◆ **WHAT THE TASK REQUIRES**
Show each line from the listing that includes the word "dynamics".

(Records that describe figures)
* Start *
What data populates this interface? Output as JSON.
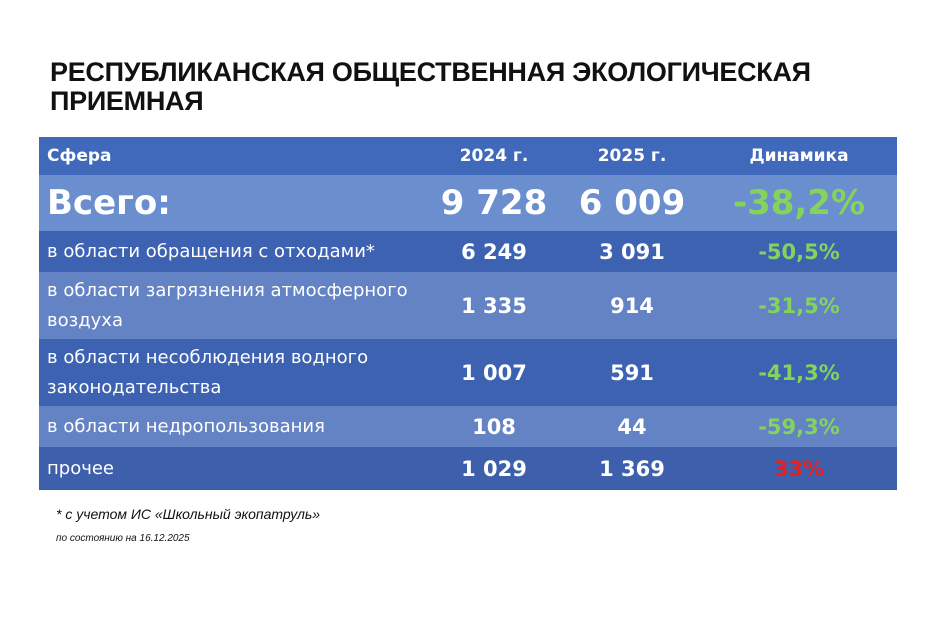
{
  "title": "РЕСПУБЛИКАНСКАЯ ОБЩЕСТВЕННАЯ ЭКОЛОГИЧЕСКАЯ ПРИЕМНАЯ",
  "table": {
    "headers": [
      "Сфера",
      "2024 г.",
      "2025 г.",
      "Динамика"
    ],
    "total": {
      "label": "Всего:",
      "y2024": "9 728",
      "y2025": "6 009",
      "dynamics": "-38,2%"
    },
    "rows": [
      {
        "label": "в области обращения с отходами*",
        "y2024": "6 249",
        "y2025": "3 091",
        "dynamics": "-50,5%",
        "trend": "down"
      },
      {
        "label": "в области загрязнения атмосферного воздуха",
        "y2024": "1 335",
        "y2025": "914",
        "dynamics": "-31,5%",
        "trend": "down"
      },
      {
        "label": "в области несоблюдения водного законодательства",
        "y2024": "1 007",
        "y2025": "591",
        "dynamics": "-41,3%",
        "trend": "down"
      },
      {
        "label": "в области недропользования",
        "y2024": "108",
        "y2025": "44",
        "dynamics": "-59,3%",
        "trend": "down"
      },
      {
        "label": "прочее",
        "y2024": "1 029",
        "y2025": "1 369",
        "dynamics": "33%",
        "trend": "up"
      }
    ]
  },
  "footnote": "* с учетом ИС «Школьный экопатруль»",
  "as_of": "по состоянию на 16.12.2025",
  "colors": {
    "header": "#4169bb",
    "decrease": "#83d35c",
    "increase": "#e3211f"
  }
}
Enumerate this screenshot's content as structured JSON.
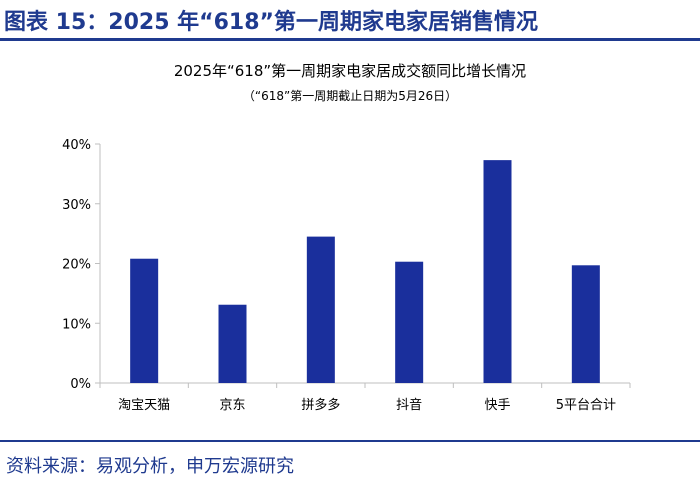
{
  "figure": {
    "header": "图表 15：2025 年“618”第一周期家电家居销售情况",
    "source": "资料来源：易观分析，申万宏源研究"
  },
  "colors": {
    "accent": "#1f3a8f",
    "bar": "#1a2f9c",
    "axis": "#bfbfbf"
  },
  "chart_data": {
    "type": "bar",
    "title": "2025年“618”第一周期家电家居成交额同比增长情况",
    "subtitle": "（“618”第一周期截止日期为5月26日）",
    "xlabel": "",
    "ylabel": "",
    "categories": [
      "淘宝天猫",
      "京东",
      "拼多多",
      "抖音",
      "快手",
      "5平台合计"
    ],
    "values": [
      20.8,
      13.1,
      24.5,
      20.3,
      37.3,
      19.7
    ],
    "ylim": [
      0,
      40
    ],
    "yticks": [
      0,
      10,
      20,
      30,
      40
    ],
    "ytick_labels": [
      "0%",
      "10%",
      "20%",
      "30%",
      "40%"
    ],
    "grid": false,
    "legend": "none"
  }
}
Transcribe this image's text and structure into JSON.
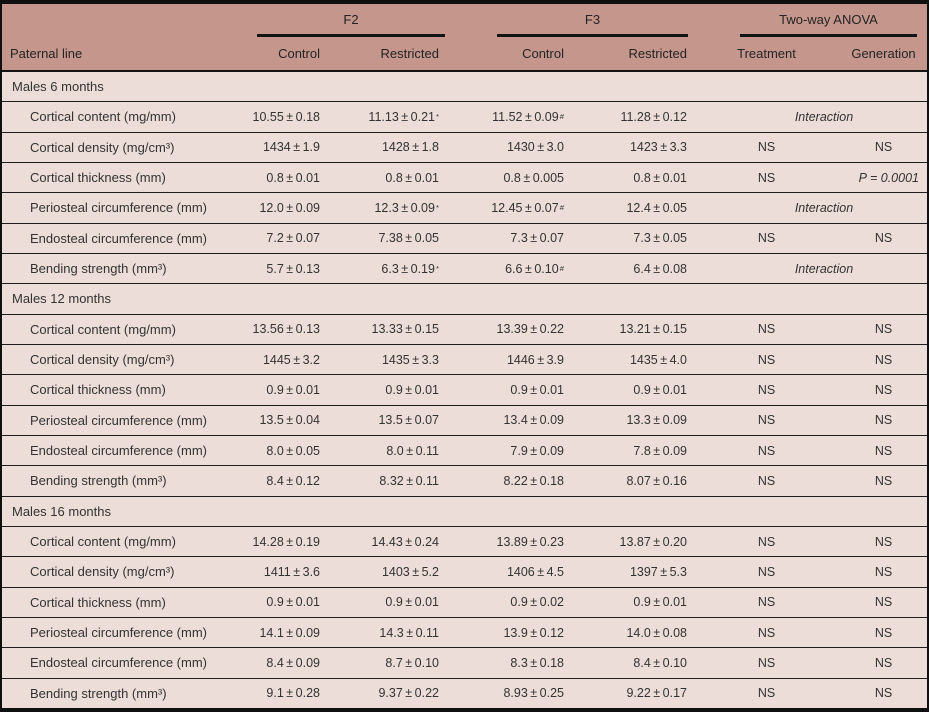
* End *
◆ **FULL OUTPUT**
      "dynamics": "-38,2%"
        "dynamics": "-50,5%",
        "dynamics": "-31,5%",
        "dynamics": "-41,3%",
        "dynamics": "-59,3%",
        "dynamics": "33%",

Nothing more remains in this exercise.